Extracted data entries:
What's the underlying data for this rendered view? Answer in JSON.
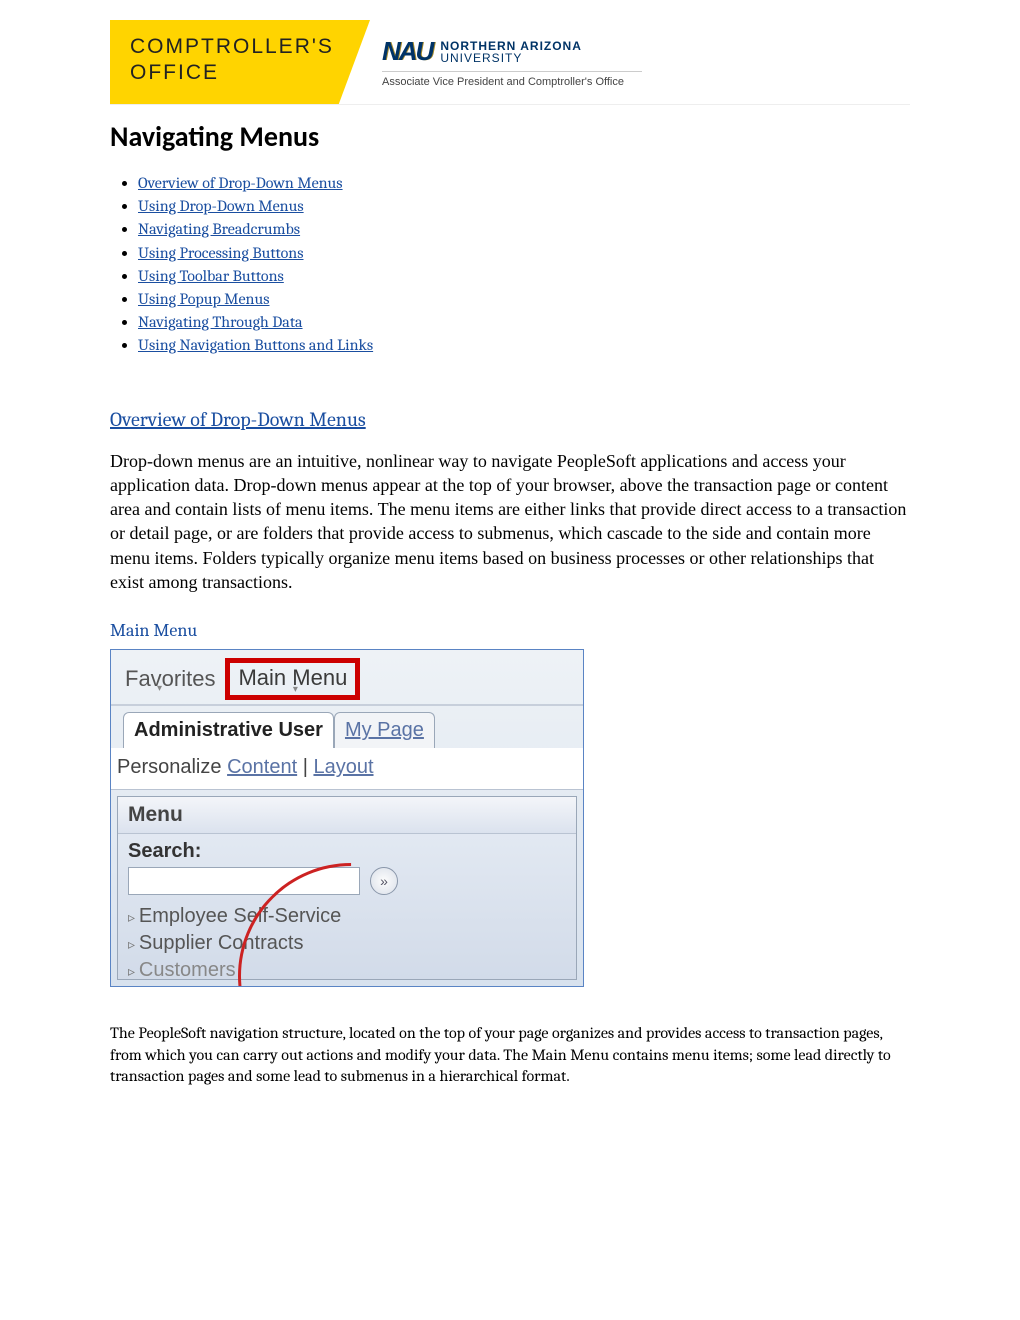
{
  "header": {
    "office_line1": "COMPTROLLER'S",
    "office_line2": "OFFICE",
    "logo_letters": "NAU",
    "logo_name_top": "NORTHERN ARIZONA",
    "logo_name_bot": "UNIVERSITY",
    "subtitle": "Associate Vice President and Comptroller's Office"
  },
  "title": "Navigating Menus",
  "toc": [
    "Overview of Drop-Down Menus",
    "Using Drop-Down Menus",
    "Navigating Breadcrumbs",
    "Using Processing Buttons",
    "Using Toolbar Buttons",
    "Using Popup Menus",
    "Navigating Through Data",
    "Using Navigation Buttons and Links"
  ],
  "section": {
    "heading": "Overview of Drop-Down Menus",
    "body": "Drop-down menus are an intuitive, nonlinear way to navigate PeopleSoft applications and access your application data. Drop-down menus appear at the top of your browser, above the transaction page or content area and contain lists of menu items. The menu items are either links that provide direct access to a transaction or detail page, or are folders that provide access to submenus, which cascade to the side and contain more menu items. Folders typically organize menu items based on business processes or other relationships that exist among transactions.",
    "sub_heading": "Main Menu"
  },
  "figure": {
    "favorites": "Favorites",
    "main_menu": "Main Menu",
    "tab_active": "Administrative User",
    "tab_inactive": "My Page",
    "personalize_label": "Personalize",
    "personalize_link1": "Content",
    "personalize_sep": " | ",
    "personalize_link2": "Layout",
    "menu_label": "Menu",
    "search_label": "Search:",
    "go_icon": "»",
    "items": [
      "Employee Self-Service",
      "Supplier Contracts",
      "Customers"
    ]
  },
  "after_figure": "The PeopleSoft navigation structure, located on the top of your page organizes and provides access to transaction pages, from which you can carry out actions and modify your data. The Main Menu contains menu items; some lead directly to transaction pages and some lead to submenus in a hierarchical format."
}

> **Instruction**
Omitting all images, print the listing exactly.

> **Result**
What's the underlying data for this rendered view? Answer in JSON.
{
  "header": {
    "office_line1": "COMPTROLLER'S",
    "office_line2": "OFFICE",
    "logo_letters": "NAU",
    "logo_name_top": "NORTHERN ARIZONA",
    "logo_name_bot": "UNIVERSITY",
    "subtitle": "Associate Vice President and Comptroller's Office"
  },
  "title": "Navigating Menus",
  "toc": [
    "Overview of Drop-Down Menus",
    "Using Drop-Down Menus",
    "Navigating Breadcrumbs",
    "Using Processing Buttons",
    "Using Toolbar Buttons",
    "Using Popup Menus",
    "Navigating Through Data",
    "Using Navigation Buttons and Links"
  ],
  "section": {
    "heading": "Overview of Drop-Down Menus",
    "body": "Drop-down menus are an intuitive, nonlinear way to navigate PeopleSoft applications and access your application data. Drop-down menus appear at the top of your browser, above the transaction page or content area and contain lists of menu items. The menu items are either links that provide direct access to a transaction or detail page, or are folders that provide access to submenus, which cascade to the side and contain more menu items. Folders typically organize menu items based on business processes or other relationships that exist among transactions.",
    "sub_heading": "Main Menu"
  },
  "figure": {
    "favorites": "Favorites",
    "main_menu": "Main Menu",
    "tab_active": "Administrative User",
    "tab_inactive": "My Page",
    "personalize_label": "Personalize",
    "personalize_link1": "Content",
    "personalize_sep": " | ",
    "personalize_link2": "Layout",
    "menu_label": "Menu",
    "search_label": "Search:",
    "go_icon": "»",
    "items": [
      "Employee Self-Service",
      "Supplier Contracts",
      "Customers"
    ]
  },
  "after_figure": "The PeopleSoft navigation structure, located on the top of your page organizes and provides access to transaction pages, from which you can carry out actions and modify your data. The Main Menu contains menu items; some lead directly to transaction pages and some lead to submenus in a hierarchical format."
}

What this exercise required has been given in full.